▶ _Task objective_
The records below must be written out exactly, with every picture left behind.

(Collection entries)
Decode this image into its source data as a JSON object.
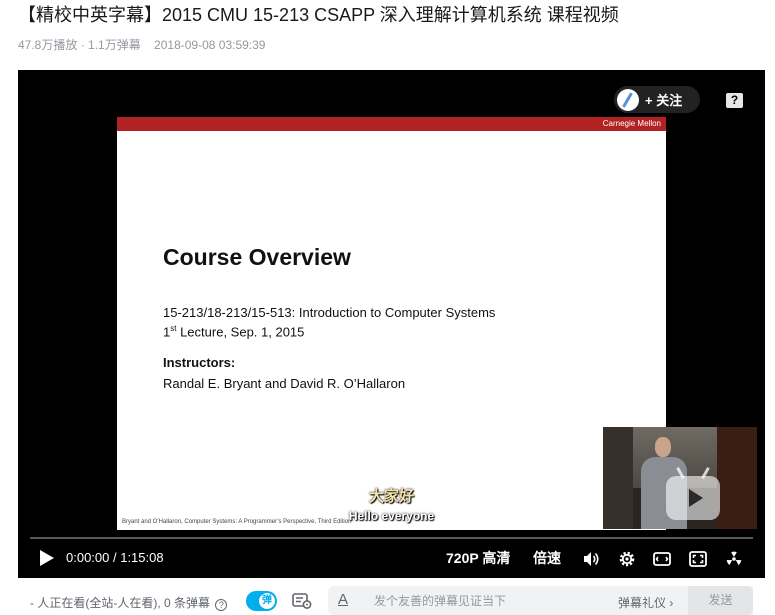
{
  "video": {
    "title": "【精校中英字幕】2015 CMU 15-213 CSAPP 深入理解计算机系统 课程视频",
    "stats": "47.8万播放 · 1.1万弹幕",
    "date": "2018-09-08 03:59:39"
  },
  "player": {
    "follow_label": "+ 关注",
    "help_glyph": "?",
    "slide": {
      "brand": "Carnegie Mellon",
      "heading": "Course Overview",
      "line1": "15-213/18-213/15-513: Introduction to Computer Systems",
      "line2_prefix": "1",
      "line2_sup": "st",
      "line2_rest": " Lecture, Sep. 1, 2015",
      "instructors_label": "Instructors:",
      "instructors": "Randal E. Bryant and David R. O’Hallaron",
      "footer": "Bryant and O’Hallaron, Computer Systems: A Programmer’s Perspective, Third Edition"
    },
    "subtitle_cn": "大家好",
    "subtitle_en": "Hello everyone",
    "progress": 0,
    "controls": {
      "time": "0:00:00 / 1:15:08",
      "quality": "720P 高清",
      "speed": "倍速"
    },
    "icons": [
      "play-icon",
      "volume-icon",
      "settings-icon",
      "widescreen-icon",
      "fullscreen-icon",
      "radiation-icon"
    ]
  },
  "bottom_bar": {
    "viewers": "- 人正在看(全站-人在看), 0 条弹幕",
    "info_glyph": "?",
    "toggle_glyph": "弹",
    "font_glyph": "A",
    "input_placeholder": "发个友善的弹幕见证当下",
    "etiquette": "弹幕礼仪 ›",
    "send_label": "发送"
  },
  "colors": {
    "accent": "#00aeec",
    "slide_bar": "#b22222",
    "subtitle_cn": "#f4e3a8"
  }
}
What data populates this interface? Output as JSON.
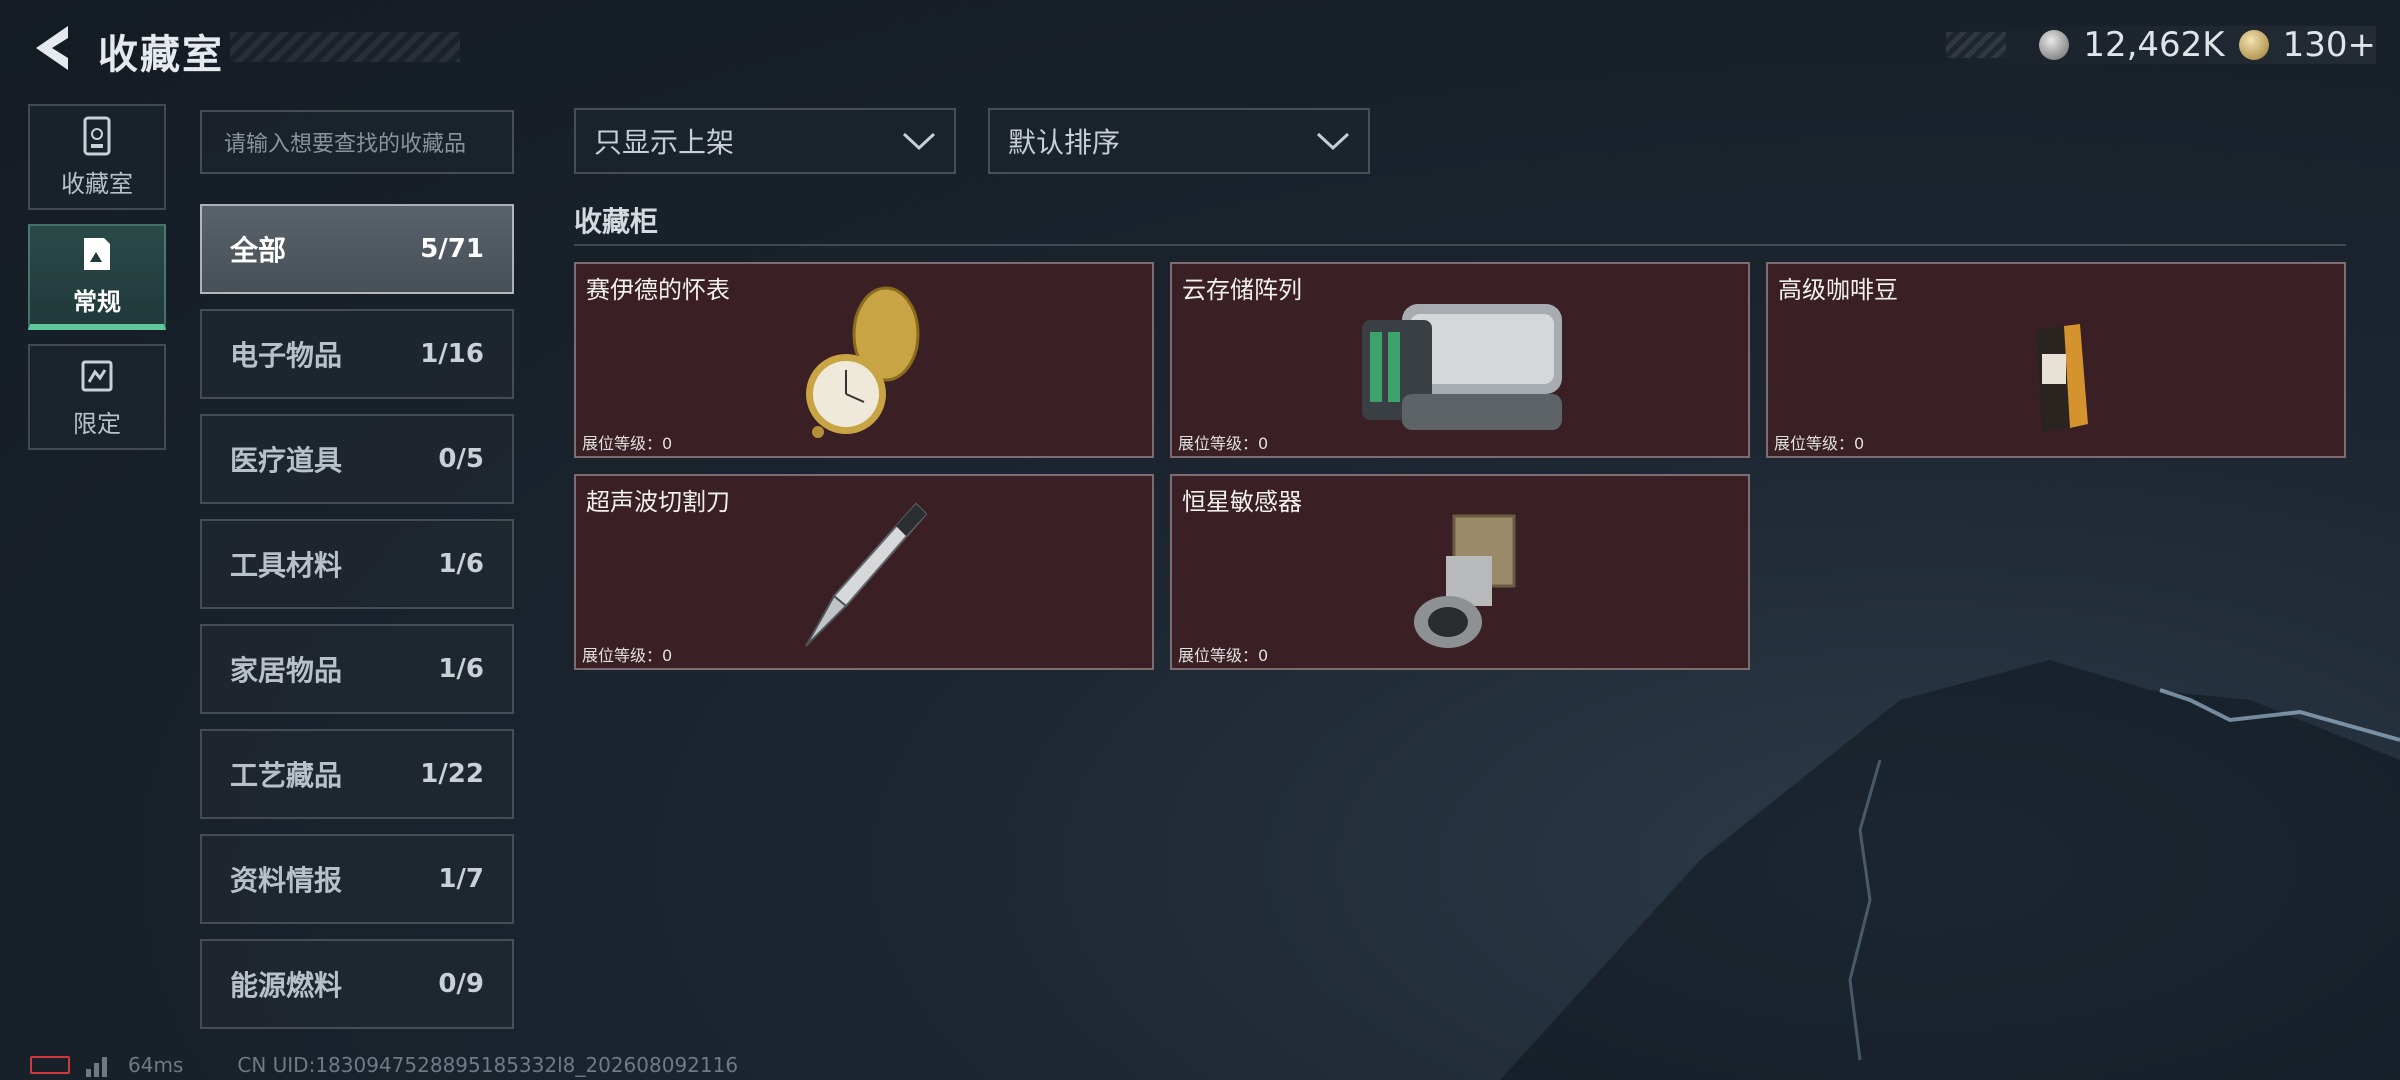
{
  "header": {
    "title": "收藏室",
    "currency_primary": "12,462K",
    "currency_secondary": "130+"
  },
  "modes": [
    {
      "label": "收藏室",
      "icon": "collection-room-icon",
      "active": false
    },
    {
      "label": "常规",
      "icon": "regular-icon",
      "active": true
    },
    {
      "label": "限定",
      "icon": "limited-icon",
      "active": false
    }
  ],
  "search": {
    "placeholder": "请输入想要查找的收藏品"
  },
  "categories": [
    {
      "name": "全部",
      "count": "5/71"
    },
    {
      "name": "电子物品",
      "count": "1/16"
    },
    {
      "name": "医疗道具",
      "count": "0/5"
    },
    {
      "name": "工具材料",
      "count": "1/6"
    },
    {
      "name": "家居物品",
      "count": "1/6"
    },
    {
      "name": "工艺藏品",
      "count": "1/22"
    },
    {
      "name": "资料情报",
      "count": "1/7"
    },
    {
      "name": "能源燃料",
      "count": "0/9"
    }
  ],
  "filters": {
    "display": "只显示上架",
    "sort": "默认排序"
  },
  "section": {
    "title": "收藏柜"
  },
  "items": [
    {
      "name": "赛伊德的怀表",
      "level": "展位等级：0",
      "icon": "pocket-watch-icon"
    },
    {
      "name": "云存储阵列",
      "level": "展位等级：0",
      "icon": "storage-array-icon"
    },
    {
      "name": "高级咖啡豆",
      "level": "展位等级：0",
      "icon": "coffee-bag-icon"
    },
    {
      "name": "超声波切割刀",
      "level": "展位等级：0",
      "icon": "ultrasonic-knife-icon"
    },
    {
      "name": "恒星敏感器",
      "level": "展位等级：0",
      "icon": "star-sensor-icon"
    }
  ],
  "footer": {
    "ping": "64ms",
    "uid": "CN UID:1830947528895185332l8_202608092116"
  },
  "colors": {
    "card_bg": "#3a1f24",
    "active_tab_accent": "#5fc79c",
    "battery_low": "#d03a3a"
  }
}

▶ _Exercise solution_
Decode this image into its source data as a JSON object.
{
  "video": {
    "title": "【精校中英字幕】2015 CMU 15-213 CSAPP 深入理解计算机系统 课程视频",
    "stats": "47.8万播放 · 1.1万弹幕",
    "date": "2018-09-08 03:59:39"
  },
  "player": {
    "follow_label": "+ 关注",
    "help_glyph": "?",
    "slide": {
      "brand": "Carnegie Mellon",
      "heading": "Course Overview",
      "line1": "15-213/18-213/15-513: Introduction to Computer Systems",
      "line2_prefix": "1",
      "line2_sup": "st",
      "line2_rest": " Lecture, Sep. 1, 2015",
      "instructors_label": "Instructors:",
      "instructors": "Randal E. Bryant and David R. O’Hallaron",
      "footer": "Bryant and O’Hallaron, Computer Systems: A Programmer’s Perspective, Third Edition"
    },
    "subtitle_cn": "大家好",
    "subtitle_en": "Hello everyone",
    "progress": 0,
    "controls": {
      "time": "0:00:00 / 1:15:08",
      "quality": "720P 高清",
      "speed": "倍速"
    },
    "icons": [
      "play-icon",
      "volume-icon",
      "settings-icon",
      "widescreen-icon",
      "fullscreen-icon",
      "radiation-icon"
    ]
  },
  "bottom_bar": {
    "viewers": "- 人正在看(全站-人在看), 0 条弹幕",
    "info_glyph": "?",
    "toggle_glyph": "弹",
    "font_glyph": "A",
    "input_placeholder": "发个友善的弹幕见证当下",
    "etiquette": "弹幕礼仪 ›",
    "send_label": "发送"
  },
  "colors": {
    "accent": "#00aeec",
    "slide_bar": "#b22222",
    "subtitle_cn": "#f4e3a8"
  }
}
What data populates this interface? Output as JSON.
{
  "header": {
    "title": "收藏室",
    "currency_primary": "12,462K",
    "currency_secondary": "130+"
  },
  "modes": [
    {
      "label": "收藏室",
      "icon": "collection-room-icon",
      "active": false
    },
    {
      "label": "常规",
      "icon": "regular-icon",
      "active": true
    },
    {
      "label": "限定",
      "icon": "limited-icon",
      "active": false
    }
  ],
  "search": {
    "placeholder": "请输入想要查找的收藏品"
  },
  "categories": [
    {
      "name": "全部",
      "count": "5/71"
    },
    {
      "name": "电子物品",
      "count": "1/16"
    },
    {
      "name": "医疗道具",
      "count": "0/5"
    },
    {
      "name": "工具材料",
      "count": "1/6"
    },
    {
      "name": "家居物品",
      "count": "1/6"
    },
    {
      "name": "工艺藏品",
      "count": "1/22"
    },
    {
      "name": "资料情报",
      "count": "1/7"
    },
    {
      "name": "能源燃料",
      "count": "0/9"
    }
  ],
  "filters": {
    "display": "只显示上架",
    "sort": "默认排序"
  },
  "section": {
    "title": "收藏柜"
  },
  "items": [
    {
      "name": "赛伊德的怀表",
      "level": "展位等级：0",
      "icon": "pocket-watch-icon"
    },
    {
      "name": "云存储阵列",
      "level": "展位等级：0",
      "icon": "storage-array-icon"
    },
    {
      "name": "高级咖啡豆",
      "level": "展位等级：0",
      "icon": "coffee-bag-icon"
    },
    {
      "name": "超声波切割刀",
      "level": "展位等级：0",
      "icon": "ultrasonic-knife-icon"
    },
    {
      "name": "恒星敏感器",
      "level": "展位等级：0",
      "icon": "star-sensor-icon"
    }
  ],
  "footer": {
    "ping": "64ms",
    "uid": "CN UID:1830947528895185332l8_202608092116"
  },
  "colors": {
    "card_bg": "#3a1f24",
    "active_tab_accent": "#5fc79c",
    "battery_low": "#d03a3a"
  }
}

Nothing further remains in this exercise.